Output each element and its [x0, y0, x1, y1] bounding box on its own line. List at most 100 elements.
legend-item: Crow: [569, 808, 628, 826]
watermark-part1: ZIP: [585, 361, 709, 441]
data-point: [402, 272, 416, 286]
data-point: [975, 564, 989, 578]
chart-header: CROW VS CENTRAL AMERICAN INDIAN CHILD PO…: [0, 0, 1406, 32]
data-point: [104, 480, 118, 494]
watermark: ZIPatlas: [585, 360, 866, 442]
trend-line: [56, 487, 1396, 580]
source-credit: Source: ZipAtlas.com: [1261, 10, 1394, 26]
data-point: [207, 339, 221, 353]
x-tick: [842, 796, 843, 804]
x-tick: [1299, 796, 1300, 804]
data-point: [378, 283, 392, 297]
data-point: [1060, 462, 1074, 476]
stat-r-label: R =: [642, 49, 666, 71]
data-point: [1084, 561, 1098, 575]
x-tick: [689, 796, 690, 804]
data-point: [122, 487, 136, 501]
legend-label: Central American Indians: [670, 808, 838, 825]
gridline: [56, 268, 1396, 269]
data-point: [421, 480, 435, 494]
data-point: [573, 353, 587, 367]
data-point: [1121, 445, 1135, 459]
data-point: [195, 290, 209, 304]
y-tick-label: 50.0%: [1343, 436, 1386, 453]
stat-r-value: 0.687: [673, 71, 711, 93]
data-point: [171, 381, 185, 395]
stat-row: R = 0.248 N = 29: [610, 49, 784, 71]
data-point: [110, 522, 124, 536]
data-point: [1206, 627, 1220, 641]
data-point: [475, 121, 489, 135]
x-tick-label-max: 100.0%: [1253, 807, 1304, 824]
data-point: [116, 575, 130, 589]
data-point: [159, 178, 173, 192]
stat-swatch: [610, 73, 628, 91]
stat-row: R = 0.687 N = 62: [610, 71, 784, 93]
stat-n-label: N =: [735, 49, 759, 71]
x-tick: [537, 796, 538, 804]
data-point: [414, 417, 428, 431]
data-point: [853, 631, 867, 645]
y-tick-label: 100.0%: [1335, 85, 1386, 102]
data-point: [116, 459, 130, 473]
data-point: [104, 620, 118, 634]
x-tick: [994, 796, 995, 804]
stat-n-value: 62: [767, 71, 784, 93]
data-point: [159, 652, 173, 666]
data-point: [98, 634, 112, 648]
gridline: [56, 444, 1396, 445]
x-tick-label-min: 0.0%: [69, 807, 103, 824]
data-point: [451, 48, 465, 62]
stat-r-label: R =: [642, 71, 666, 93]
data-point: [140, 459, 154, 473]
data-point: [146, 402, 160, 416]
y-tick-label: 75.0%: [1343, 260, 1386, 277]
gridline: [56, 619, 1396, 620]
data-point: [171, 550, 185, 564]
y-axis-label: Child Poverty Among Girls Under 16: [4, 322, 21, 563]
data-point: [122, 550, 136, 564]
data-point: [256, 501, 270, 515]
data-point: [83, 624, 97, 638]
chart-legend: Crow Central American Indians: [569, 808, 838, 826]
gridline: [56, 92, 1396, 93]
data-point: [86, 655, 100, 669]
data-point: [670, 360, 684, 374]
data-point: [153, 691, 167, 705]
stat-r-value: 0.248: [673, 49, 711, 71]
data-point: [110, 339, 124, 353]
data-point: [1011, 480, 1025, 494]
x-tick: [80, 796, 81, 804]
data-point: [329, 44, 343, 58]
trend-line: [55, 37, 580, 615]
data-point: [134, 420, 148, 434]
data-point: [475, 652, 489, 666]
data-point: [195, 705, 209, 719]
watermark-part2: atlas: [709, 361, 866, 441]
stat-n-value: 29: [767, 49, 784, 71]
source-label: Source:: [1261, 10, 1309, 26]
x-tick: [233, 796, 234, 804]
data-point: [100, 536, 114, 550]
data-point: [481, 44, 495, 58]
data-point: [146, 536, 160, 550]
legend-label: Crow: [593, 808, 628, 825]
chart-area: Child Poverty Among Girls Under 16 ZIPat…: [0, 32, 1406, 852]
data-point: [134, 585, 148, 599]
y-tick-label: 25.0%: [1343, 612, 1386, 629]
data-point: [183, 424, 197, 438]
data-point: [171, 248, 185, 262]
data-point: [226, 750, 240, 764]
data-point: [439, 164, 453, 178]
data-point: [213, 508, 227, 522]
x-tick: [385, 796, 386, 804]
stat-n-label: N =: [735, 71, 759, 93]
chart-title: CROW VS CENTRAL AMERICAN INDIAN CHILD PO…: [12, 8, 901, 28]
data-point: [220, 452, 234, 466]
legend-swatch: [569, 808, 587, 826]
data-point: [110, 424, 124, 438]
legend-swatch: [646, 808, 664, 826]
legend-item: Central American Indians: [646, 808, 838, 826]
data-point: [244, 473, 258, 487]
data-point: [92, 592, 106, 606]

▶ Task: Copy every row above line for line, with no changes.

▶ Finished answer:
Output each element and its [x0, y0, x1, y1] bounding box on its own line. List at most 100 elements.
legend-item: Crow: [569, 808, 628, 826]
watermark-part1: ZIP: [585, 361, 709, 441]
data-point: [402, 272, 416, 286]
data-point: [975, 564, 989, 578]
chart-header: CROW VS CENTRAL AMERICAN INDIAN CHILD PO…: [0, 0, 1406, 32]
data-point: [104, 480, 118, 494]
watermark: ZIPatlas: [585, 360, 866, 442]
trend-line: [56, 487, 1396, 580]
source-credit: Source: ZipAtlas.com: [1261, 10, 1394, 26]
data-point: [207, 339, 221, 353]
x-tick: [842, 796, 843, 804]
x-tick: [1299, 796, 1300, 804]
data-point: [378, 283, 392, 297]
data-point: [1060, 462, 1074, 476]
stat-r-label: R =: [642, 49, 666, 71]
data-point: [1084, 561, 1098, 575]
x-tick: [689, 796, 690, 804]
data-point: [122, 487, 136, 501]
legend-label: Central American Indians: [670, 808, 838, 825]
gridline: [56, 268, 1396, 269]
data-point: [421, 480, 435, 494]
data-point: [573, 353, 587, 367]
data-point: [1121, 445, 1135, 459]
data-point: [195, 290, 209, 304]
y-tick-label: 50.0%: [1343, 436, 1386, 453]
stat-r-value: 0.687: [673, 71, 711, 93]
data-point: [171, 381, 185, 395]
stat-row: R = 0.248 N = 29: [610, 49, 784, 71]
data-point: [110, 522, 124, 536]
data-point: [1206, 627, 1220, 641]
data-point: [475, 121, 489, 135]
x-tick-label-max: 100.0%: [1253, 807, 1304, 824]
data-point: [116, 575, 130, 589]
data-point: [159, 178, 173, 192]
stat-swatch: [610, 73, 628, 91]
stat-row: R = 0.687 N = 62: [610, 71, 784, 93]
stat-n-label: N =: [735, 49, 759, 71]
x-tick: [537, 796, 538, 804]
data-point: [414, 417, 428, 431]
data-point: [853, 631, 867, 645]
y-tick-label: 100.0%: [1335, 85, 1386, 102]
data-point: [116, 459, 130, 473]
data-point: [104, 620, 118, 634]
x-tick: [994, 796, 995, 804]
stat-n-value: 62: [767, 71, 784, 93]
data-point: [159, 652, 173, 666]
data-point: [98, 634, 112, 648]
gridline: [56, 444, 1396, 445]
x-tick-label-min: 0.0%: [69, 807, 103, 824]
data-point: [451, 48, 465, 62]
stat-r-label: R =: [642, 71, 666, 93]
data-point: [140, 459, 154, 473]
data-point: [146, 402, 160, 416]
y-tick-label: 75.0%: [1343, 260, 1386, 277]
gridline: [56, 619, 1396, 620]
data-point: [171, 550, 185, 564]
y-axis-label: Child Poverty Among Girls Under 16: [4, 322, 21, 563]
data-point: [122, 550, 136, 564]
data-point: [256, 501, 270, 515]
data-point: [83, 624, 97, 638]
chart-legend: Crow Central American Indians: [569, 808, 838, 826]
gridline: [56, 92, 1396, 93]
data-point: [86, 655, 100, 669]
data-point: [670, 360, 684, 374]
data-point: [153, 691, 167, 705]
stat-r-value: 0.248: [673, 49, 711, 71]
data-point: [110, 339, 124, 353]
data-point: [1011, 480, 1025, 494]
x-tick: [80, 796, 81, 804]
data-point: [329, 44, 343, 58]
trend-line: [55, 37, 580, 615]
data-point: [134, 420, 148, 434]
data-point: [475, 652, 489, 666]
data-point: [195, 705, 209, 719]
watermark-part2: atlas: [709, 361, 866, 441]
stat-n-value: 29: [767, 49, 784, 71]
source-label: Source:: [1261, 10, 1309, 26]
x-tick: [233, 796, 234, 804]
data-point: [100, 536, 114, 550]
data-point: [481, 44, 495, 58]
data-point: [146, 536, 160, 550]
legend-label: Crow: [593, 808, 628, 825]
chart-area: Child Poverty Among Girls Under 16 ZIPat…: [0, 32, 1406, 852]
data-point: [134, 585, 148, 599]
y-tick-label: 25.0%: [1343, 612, 1386, 629]
data-point: [183, 424, 197, 438]
data-point: [171, 248, 185, 262]
data-point: [226, 750, 240, 764]
data-point: [439, 164, 453, 178]
data-point: [213, 508, 227, 522]
x-tick: [385, 796, 386, 804]
stat-n-label: N =: [735, 71, 759, 93]
chart-title: CROW VS CENTRAL AMERICAN INDIAN CHILD PO…: [12, 8, 901, 28]
data-point: [220, 452, 234, 466]
legend-swatch: [569, 808, 587, 826]
data-point: [110, 424, 124, 438]
legend-swatch: [646, 808, 664, 826]
legend-item: Central American Indians: [646, 808, 838, 826]
data-point: [244, 473, 258, 487]
data-point: [92, 592, 106, 606]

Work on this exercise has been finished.